Collection entries:
########

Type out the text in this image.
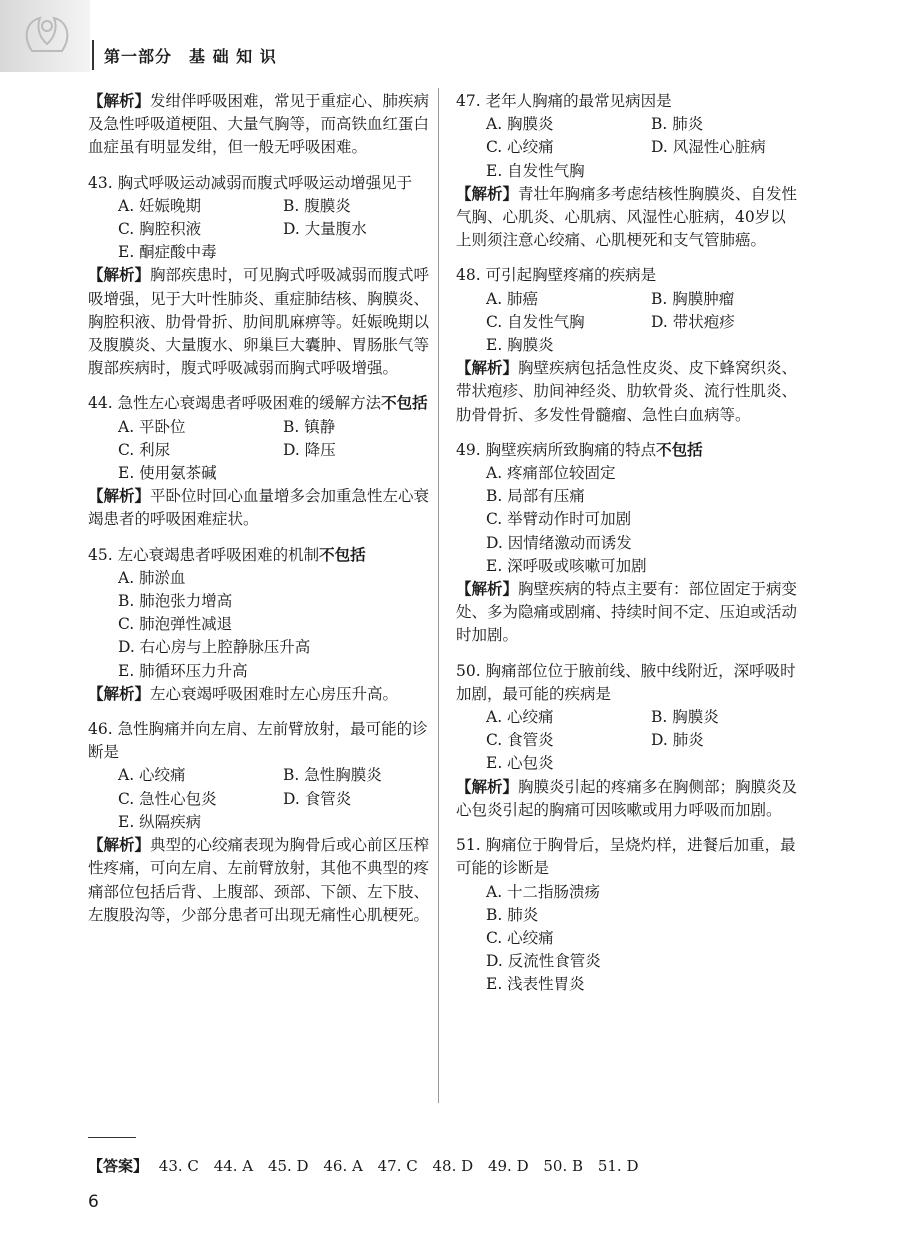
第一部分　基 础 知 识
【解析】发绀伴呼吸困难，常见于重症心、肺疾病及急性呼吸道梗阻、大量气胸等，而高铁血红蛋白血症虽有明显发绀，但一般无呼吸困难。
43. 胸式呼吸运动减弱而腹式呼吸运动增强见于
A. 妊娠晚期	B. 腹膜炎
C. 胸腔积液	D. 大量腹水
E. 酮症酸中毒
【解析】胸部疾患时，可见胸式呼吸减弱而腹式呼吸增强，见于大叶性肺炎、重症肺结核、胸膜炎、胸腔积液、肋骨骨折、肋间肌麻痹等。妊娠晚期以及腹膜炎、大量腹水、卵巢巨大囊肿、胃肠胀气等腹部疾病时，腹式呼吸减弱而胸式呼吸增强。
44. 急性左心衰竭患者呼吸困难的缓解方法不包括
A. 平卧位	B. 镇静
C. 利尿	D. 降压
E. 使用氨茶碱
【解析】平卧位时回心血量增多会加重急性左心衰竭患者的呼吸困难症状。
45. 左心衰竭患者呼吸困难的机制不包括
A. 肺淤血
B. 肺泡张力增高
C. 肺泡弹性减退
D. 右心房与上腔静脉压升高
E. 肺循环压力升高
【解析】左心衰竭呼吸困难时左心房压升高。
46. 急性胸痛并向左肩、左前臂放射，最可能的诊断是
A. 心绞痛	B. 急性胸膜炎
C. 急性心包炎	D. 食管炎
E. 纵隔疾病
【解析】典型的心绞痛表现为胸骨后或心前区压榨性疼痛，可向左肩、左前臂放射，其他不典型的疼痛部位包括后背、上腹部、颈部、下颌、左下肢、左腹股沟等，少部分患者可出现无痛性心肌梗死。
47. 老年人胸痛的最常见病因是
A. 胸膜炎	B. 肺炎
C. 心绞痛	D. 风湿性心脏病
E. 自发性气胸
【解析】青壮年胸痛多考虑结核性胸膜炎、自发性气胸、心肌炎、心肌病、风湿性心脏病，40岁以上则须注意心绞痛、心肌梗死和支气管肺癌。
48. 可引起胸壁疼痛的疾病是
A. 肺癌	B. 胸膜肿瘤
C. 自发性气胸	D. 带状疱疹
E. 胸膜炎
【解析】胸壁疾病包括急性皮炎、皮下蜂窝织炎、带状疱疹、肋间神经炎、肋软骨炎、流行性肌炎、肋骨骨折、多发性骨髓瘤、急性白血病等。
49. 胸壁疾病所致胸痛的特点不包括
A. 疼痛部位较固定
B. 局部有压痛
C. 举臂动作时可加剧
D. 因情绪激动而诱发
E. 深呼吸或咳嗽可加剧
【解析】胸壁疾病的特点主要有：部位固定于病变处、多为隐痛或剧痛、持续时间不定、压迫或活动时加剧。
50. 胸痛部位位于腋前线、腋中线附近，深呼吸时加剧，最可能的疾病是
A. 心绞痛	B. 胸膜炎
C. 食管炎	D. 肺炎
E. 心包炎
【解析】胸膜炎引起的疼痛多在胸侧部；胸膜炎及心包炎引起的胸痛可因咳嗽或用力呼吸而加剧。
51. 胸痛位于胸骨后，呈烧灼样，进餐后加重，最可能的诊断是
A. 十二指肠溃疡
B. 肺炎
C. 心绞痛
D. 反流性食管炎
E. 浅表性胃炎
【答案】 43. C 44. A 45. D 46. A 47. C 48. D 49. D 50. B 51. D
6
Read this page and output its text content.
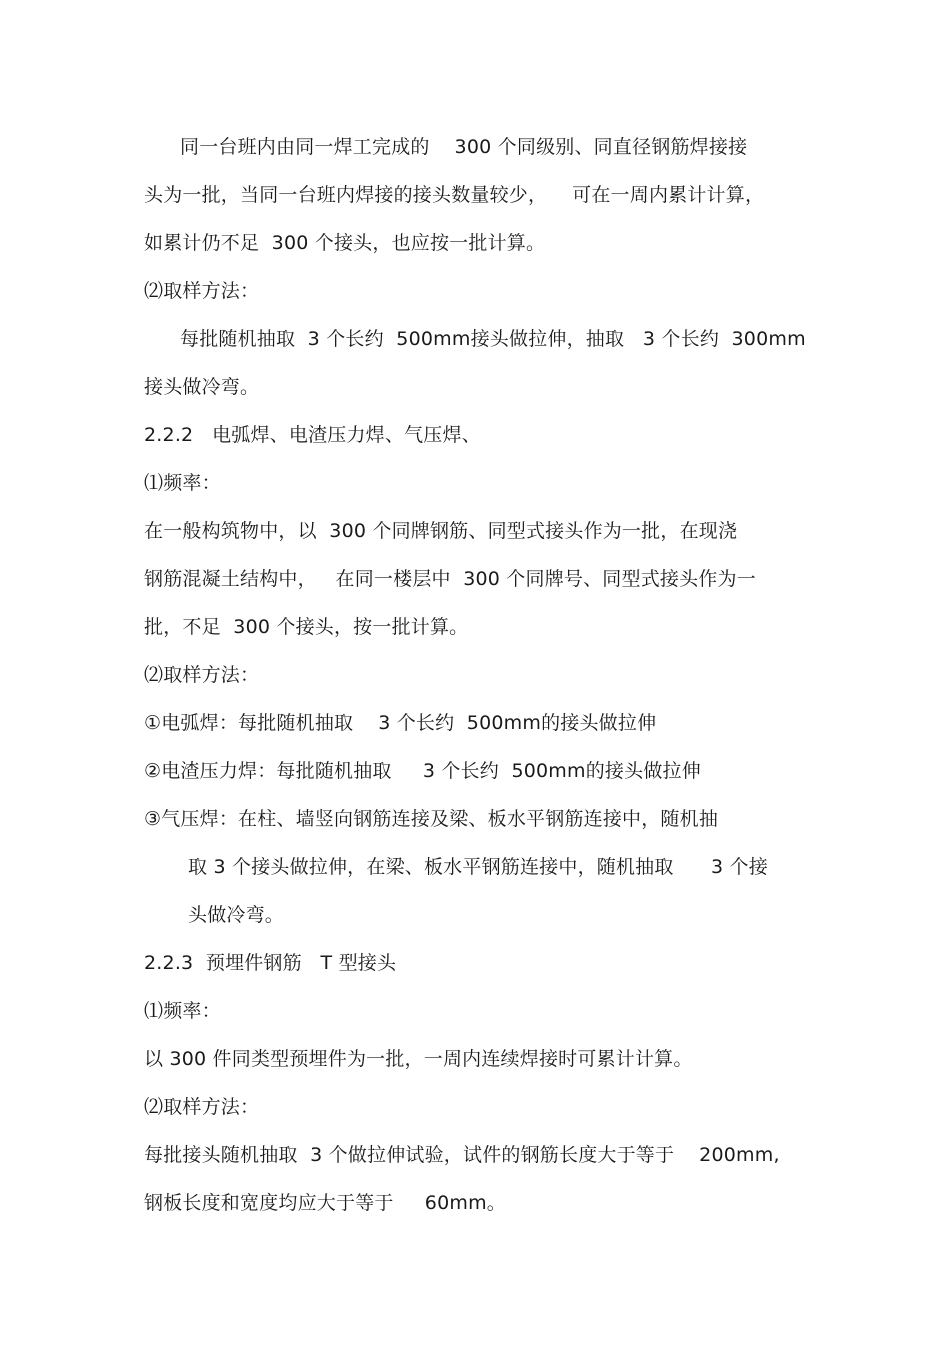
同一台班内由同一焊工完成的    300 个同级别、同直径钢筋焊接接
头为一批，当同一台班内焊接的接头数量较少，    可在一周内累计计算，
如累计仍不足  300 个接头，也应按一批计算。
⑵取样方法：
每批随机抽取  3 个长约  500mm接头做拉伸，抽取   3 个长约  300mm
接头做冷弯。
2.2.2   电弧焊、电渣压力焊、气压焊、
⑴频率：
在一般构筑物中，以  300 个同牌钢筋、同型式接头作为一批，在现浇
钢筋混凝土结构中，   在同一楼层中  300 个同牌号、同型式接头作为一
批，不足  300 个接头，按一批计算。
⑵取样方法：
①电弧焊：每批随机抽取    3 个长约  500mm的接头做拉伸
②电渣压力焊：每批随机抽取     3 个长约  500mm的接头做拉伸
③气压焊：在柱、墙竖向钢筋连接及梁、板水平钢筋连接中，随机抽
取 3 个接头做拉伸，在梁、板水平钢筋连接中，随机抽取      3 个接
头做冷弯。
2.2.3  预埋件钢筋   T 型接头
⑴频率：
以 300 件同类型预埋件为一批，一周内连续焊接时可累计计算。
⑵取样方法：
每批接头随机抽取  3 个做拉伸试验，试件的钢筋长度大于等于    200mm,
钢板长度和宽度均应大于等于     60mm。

########

→ Description of the task
Output the full set of records above without changing a word, and drop the images.

→ Answer for the task
Type out the text in this image.
第一部分　基 础 知 识
【解析】发绀伴呼吸困难，常见于重症心、肺疾病及急性呼吸道梗阻、大量气胸等，而高铁血红蛋白血症虽有明显发绀，但一般无呼吸困难。
43. 胸式呼吸运动减弱而腹式呼吸运动增强见于
A. 妊娠晚期	B. 腹膜炎
C. 胸腔积液	D. 大量腹水
E. 酮症酸中毒
【解析】胸部疾患时，可见胸式呼吸减弱而腹式呼吸增强，见于大叶性肺炎、重症肺结核、胸膜炎、胸腔积液、肋骨骨折、肋间肌麻痹等。妊娠晚期以及腹膜炎、大量腹水、卵巢巨大囊肿、胃肠胀气等腹部疾病时，腹式呼吸减弱而胸式呼吸增强。
44. 急性左心衰竭患者呼吸困难的缓解方法不包括
A. 平卧位	B. 镇静
C. 利尿	D. 降压
E. 使用氨茶碱
【解析】平卧位时回心血量增多会加重急性左心衰竭患者的呼吸困难症状。
45. 左心衰竭患者呼吸困难的机制不包括
A. 肺淤血
B. 肺泡张力增高
C. 肺泡弹性减退
D. 右心房与上腔静脉压升高
E. 肺循环压力升高
【解析】左心衰竭呼吸困难时左心房压升高。
46. 急性胸痛并向左肩、左前臂放射，最可能的诊断是
A. 心绞痛	B. 急性胸膜炎
C. 急性心包炎	D. 食管炎
E. 纵隔疾病
【解析】典型的心绞痛表现为胸骨后或心前区压榨性疼痛，可向左肩、左前臂放射，其他不典型的疼痛部位包括后背、上腹部、颈部、下颌、左下肢、左腹股沟等，少部分患者可出现无痛性心肌梗死。
47. 老年人胸痛的最常见病因是
A. 胸膜炎	B. 肺炎
C. 心绞痛	D. 风湿性心脏病
E. 自发性气胸
【解析】青壮年胸痛多考虑结核性胸膜炎、自发性气胸、心肌炎、心肌病、风湿性心脏病，40岁以上则须注意心绞痛、心肌梗死和支气管肺癌。
48. 可引起胸壁疼痛的疾病是
A. 肺癌	B. 胸膜肿瘤
C. 自发性气胸	D. 带状疱疹
E. 胸膜炎
【解析】胸壁疾病包括急性皮炎、皮下蜂窝织炎、带状疱疹、肋间神经炎、肋软骨炎、流行性肌炎、肋骨骨折、多发性骨髓瘤、急性白血病等。
49. 胸壁疾病所致胸痛的特点不包括
A. 疼痛部位较固定
B. 局部有压痛
C. 举臂动作时可加剧
D. 因情绪激动而诱发
E. 深呼吸或咳嗽可加剧
【解析】胸壁疾病的特点主要有：部位固定于病变处、多为隐痛或剧痛、持续时间不定、压迫或活动时加剧。
50. 胸痛部位位于腋前线、腋中线附近，深呼吸时加剧，最可能的疾病是
A. 心绞痛	B. 胸膜炎
C. 食管炎	D. 肺炎
E. 心包炎
【解析】胸膜炎引起的疼痛多在胸侧部；胸膜炎及心包炎引起的胸痛可因咳嗽或用力呼吸而加剧。
51. 胸痛位于胸骨后，呈烧灼样，进餐后加重，最可能的诊断是
A. 十二指肠溃疡
B. 肺炎
C. 心绞痛
D. 反流性食管炎
E. 浅表性胃炎
【答案】 43. C 44. A 45. D 46. A 47. C 48. D 49. D 50. B 51. D
6
Read this page and output its text content.
同一台班内由同一焊工完成的    300 个同级别、同直径钢筋焊接接
头为一批，当同一台班内焊接的接头数量较少，    可在一周内累计计算，
如累计仍不足  300 个接头，也应按一批计算。
⑵取样方法：
每批随机抽取  3 个长约  500mm接头做拉伸，抽取   3 个长约  300mm
接头做冷弯。
2.2.2   电弧焊、电渣压力焊、气压焊、
⑴频率：
在一般构筑物中，以  300 个同牌钢筋、同型式接头作为一批，在现浇
钢筋混凝土结构中，   在同一楼层中  300 个同牌号、同型式接头作为一
批，不足  300 个接头，按一批计算。
⑵取样方法：
①电弧焊：每批随机抽取    3 个长约  500mm的接头做拉伸
②电渣压力焊：每批随机抽取     3 个长约  500mm的接头做拉伸
③气压焊：在柱、墙竖向钢筋连接及梁、板水平钢筋连接中，随机抽
取 3 个接头做拉伸，在梁、板水平钢筋连接中，随机抽取      3 个接
头做冷弯。
2.2.3  预埋件钢筋   T 型接头
⑴频率：
以 300 件同类型预埋件为一批，一周内连续焊接时可累计计算。
⑵取样方法：
每批接头随机抽取  3 个做拉伸试验，试件的钢筋长度大于等于    200mm,
钢板长度和宽度均应大于等于     60mm。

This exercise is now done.